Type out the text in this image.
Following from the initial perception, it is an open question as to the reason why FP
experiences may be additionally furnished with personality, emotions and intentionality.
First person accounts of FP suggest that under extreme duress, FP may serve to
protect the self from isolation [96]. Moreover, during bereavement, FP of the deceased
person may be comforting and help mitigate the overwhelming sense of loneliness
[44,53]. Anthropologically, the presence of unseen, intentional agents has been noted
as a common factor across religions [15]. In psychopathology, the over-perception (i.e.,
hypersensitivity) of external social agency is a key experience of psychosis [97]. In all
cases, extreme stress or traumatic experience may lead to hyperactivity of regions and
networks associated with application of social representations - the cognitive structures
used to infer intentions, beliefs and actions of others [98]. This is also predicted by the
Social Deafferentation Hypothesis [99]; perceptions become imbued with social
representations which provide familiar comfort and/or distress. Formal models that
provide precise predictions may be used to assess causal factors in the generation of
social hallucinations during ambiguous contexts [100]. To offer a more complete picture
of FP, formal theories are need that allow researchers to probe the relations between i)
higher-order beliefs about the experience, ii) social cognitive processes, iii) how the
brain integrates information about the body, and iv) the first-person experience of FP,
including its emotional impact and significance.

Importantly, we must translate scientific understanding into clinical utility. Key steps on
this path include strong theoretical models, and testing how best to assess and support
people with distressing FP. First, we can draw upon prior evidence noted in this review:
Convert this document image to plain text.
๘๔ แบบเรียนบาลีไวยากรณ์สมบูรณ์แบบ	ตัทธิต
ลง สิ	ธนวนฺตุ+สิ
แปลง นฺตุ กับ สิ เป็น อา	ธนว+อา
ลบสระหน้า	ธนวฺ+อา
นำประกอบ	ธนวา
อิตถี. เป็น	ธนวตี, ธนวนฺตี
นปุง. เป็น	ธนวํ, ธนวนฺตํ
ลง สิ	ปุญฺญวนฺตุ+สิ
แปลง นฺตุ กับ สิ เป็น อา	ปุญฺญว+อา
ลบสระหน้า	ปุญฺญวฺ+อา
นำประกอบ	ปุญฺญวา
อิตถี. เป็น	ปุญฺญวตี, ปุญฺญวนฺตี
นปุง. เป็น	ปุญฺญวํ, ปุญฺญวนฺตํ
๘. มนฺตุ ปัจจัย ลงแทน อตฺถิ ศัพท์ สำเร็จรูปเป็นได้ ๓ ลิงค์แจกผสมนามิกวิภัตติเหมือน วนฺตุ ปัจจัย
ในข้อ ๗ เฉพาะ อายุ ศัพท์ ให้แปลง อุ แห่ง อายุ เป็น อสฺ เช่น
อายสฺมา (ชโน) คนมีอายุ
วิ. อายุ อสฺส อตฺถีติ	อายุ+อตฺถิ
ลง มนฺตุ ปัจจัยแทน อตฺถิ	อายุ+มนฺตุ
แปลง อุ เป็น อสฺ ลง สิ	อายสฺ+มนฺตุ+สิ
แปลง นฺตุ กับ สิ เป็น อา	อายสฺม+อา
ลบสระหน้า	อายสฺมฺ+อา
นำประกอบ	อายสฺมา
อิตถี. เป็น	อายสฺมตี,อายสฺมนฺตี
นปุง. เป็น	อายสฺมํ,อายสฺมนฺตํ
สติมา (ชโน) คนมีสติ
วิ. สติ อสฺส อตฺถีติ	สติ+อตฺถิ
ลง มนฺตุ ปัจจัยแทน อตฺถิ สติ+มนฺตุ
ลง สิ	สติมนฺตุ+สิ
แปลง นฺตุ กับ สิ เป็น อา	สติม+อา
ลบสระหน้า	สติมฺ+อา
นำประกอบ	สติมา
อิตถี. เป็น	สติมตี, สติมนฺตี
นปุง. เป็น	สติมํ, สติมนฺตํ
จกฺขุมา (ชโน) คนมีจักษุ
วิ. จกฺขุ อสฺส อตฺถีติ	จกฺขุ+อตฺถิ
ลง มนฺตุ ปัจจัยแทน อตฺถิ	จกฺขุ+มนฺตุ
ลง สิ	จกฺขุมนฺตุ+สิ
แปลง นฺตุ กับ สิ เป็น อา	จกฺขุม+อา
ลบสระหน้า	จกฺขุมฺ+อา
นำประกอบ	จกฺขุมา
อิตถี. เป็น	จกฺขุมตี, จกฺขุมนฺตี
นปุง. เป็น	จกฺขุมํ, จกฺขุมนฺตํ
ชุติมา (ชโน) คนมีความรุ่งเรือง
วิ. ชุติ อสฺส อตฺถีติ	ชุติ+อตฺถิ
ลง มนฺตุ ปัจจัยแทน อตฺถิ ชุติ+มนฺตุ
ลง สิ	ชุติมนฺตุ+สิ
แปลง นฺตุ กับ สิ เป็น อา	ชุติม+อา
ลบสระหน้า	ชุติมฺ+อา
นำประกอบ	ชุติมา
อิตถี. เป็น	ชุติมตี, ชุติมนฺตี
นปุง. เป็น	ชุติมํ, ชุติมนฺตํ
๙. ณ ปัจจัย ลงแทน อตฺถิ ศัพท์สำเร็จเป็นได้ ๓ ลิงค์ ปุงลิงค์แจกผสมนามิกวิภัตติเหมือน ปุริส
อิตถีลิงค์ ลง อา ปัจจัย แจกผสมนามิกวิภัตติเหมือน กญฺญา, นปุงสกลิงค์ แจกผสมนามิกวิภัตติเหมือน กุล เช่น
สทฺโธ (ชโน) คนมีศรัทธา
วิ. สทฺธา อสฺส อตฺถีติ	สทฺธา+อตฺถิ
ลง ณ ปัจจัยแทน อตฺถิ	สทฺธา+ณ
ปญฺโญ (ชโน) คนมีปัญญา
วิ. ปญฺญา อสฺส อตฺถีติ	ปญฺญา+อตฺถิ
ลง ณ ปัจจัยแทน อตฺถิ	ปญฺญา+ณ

Short exercise: Reproduce each line of the material above precisely.

Written answer:
Type out the text in this image.
Following from the initial perception, it is an open question as to the reason why FP
experiences may be additionally furnished with personality, emotions and intentionality.
First person accounts of FP suggest that under extreme duress, FP may serve to
protect the self from isolation [96]. Moreover, during bereavement, FP of the deceased
person may be comforting and help mitigate the overwhelming sense of loneliness
[44,53]. Anthropologically, the presence of unseen, intentional agents has been noted
as a common factor across religions [15]. In psychopathology, the over-perception (i.e.,
hypersensitivity) of external social agency is a key experience of psychosis [97]. In all
cases, extreme stress or traumatic experience may lead to hyperactivity of regions and
networks associated with application of social representations - the cognitive structures
used to infer intentions, beliefs and actions of others [98]. This is also predicted by the
Social Deafferentation Hypothesis [99]; perceptions become imbued with social
representations which provide familiar comfort and/or distress. Formal models that
provide precise predictions may be used to assess causal factors in the generation of
social hallucinations during ambiguous contexts [100]. To offer a more complete picture
of FP, formal theories are need that allow researchers to probe the relations between i)
higher-order beliefs about the experience, ii) social cognitive processes, iii) how the
brain integrates information about the body, and iv) the first-person experience of FP,
including its emotional impact and significance.

Importantly, we must translate scientific understanding into clinical utility. Key steps on
this path include strong theoretical models, and testing how best to assess and support
people with distressing FP. First, we can draw upon prior evidence noted in this review:
Convert this document image to plain text.
๘๔ แบบเรียนบาลีไวยากรณ์สมบูรณ์แบบ	ตัทธิต
ลง สิ	ธนวนฺตุ+สิ
แปลง นฺตุ กับ สิ เป็น อา	ธนว+อา
ลบสระหน้า	ธนวฺ+อา
นำประกอบ	ธนวา
อิตถี. เป็น	ธนวตี, ธนวนฺตี
นปุง. เป็น	ธนวํ, ธนวนฺตํ
ลง สิ	ปุญฺญวนฺตุ+สิ
แปลง นฺตุ กับ สิ เป็น อา	ปุญฺญว+อา
ลบสระหน้า	ปุญฺญวฺ+อา
นำประกอบ	ปุญฺญวา
อิตถี. เป็น	ปุญฺญวตี, ปุญฺญวนฺตี
นปุง. เป็น	ปุญฺญวํ, ปุญฺญวนฺตํ
๘. มนฺตุ ปัจจัย ลงแทน อตฺถิ ศัพท์ สำเร็จรูปเป็นได้ ๓ ลิงค์แจกผสมนามิกวิภัตติเหมือน วนฺตุ ปัจจัย
ในข้อ ๗ เฉพาะ อายุ ศัพท์ ให้แปลง อุ แห่ง อายุ เป็น อสฺ เช่น
อายสฺมา (ชโน) คนมีอายุ
วิ. อายุ อสฺส อตฺถีติ	อายุ+อตฺถิ
ลง มนฺตุ ปัจจัยแทน อตฺถิ	อายุ+มนฺตุ
แปลง อุ เป็น อสฺ ลง สิ	อายสฺ+มนฺตุ+สิ
แปลง นฺตุ กับ สิ เป็น อา	อายสฺม+อา
ลบสระหน้า	อายสฺมฺ+อา
นำประกอบ	อายสฺมา
อิตถี. เป็น	อายสฺมตี,อายสฺมนฺตี
นปุง. เป็น	อายสฺมํ,อายสฺมนฺตํ
สติมา (ชโน) คนมีสติ
วิ. สติ อสฺส อตฺถีติ	สติ+อตฺถิ
ลง มนฺตุ ปัจจัยแทน อตฺถิ สติ+มนฺตุ
ลง สิ	สติมนฺตุ+สิ
แปลง นฺตุ กับ สิ เป็น อา	สติม+อา
ลบสระหน้า	สติมฺ+อา
นำประกอบ	สติมา
อิตถี. เป็น	สติมตี, สติมนฺตี
นปุง. เป็น	สติมํ, สติมนฺตํ
จกฺขุมา (ชโน) คนมีจักษุ
วิ. จกฺขุ อสฺส อตฺถีติ	จกฺขุ+อตฺถิ
ลง มนฺตุ ปัจจัยแทน อตฺถิ	จกฺขุ+มนฺตุ
ลง สิ	จกฺขุมนฺตุ+สิ
แปลง นฺตุ กับ สิ เป็น อา	จกฺขุม+อา
ลบสระหน้า	จกฺขุมฺ+อา
นำประกอบ	จกฺขุมา
อิตถี. เป็น	จกฺขุมตี, จกฺขุมนฺตี
นปุง. เป็น	จกฺขุมํ, จกฺขุมนฺตํ
ชุติมา (ชโน) คนมีความรุ่งเรือง
วิ. ชุติ อสฺส อตฺถีติ	ชุติ+อตฺถิ
ลง มนฺตุ ปัจจัยแทน อตฺถิ ชุติ+มนฺตุ
ลง สิ	ชุติมนฺตุ+สิ
แปลง นฺตุ กับ สิ เป็น อา	ชุติม+อา
ลบสระหน้า	ชุติมฺ+อา
นำประกอบ	ชุติมา
อิตถี. เป็น	ชุติมตี, ชุติมนฺตี
นปุง. เป็น	ชุติมํ, ชุติมนฺตํ
๙. ณ ปัจจัย ลงแทน อตฺถิ ศัพท์สำเร็จเป็นได้ ๓ ลิงค์ ปุงลิงค์แจกผสมนามิกวิภัตติเหมือน ปุริส
อิตถีลิงค์ ลง อา ปัจจัย แจกผสมนามิกวิภัตติเหมือน กญฺญา, นปุงสกลิงค์ แจกผสมนามิกวิภัตติเหมือน กุล เช่น
สทฺโธ (ชโน) คนมีศรัทธา
วิ. สทฺธา อสฺส อตฺถีติ	สทฺธา+อตฺถิ
ลง ณ ปัจจัยแทน อตฺถิ	สทฺธา+ณ
ปญฺโญ (ชโน) คนมีปัญญา
วิ. ปญฺญา อสฺส อตฺถีติ	ปญฺญา+อตฺถิ
ลง ณ ปัจจัยแทน อตฺถิ	ปญฺญา+ณ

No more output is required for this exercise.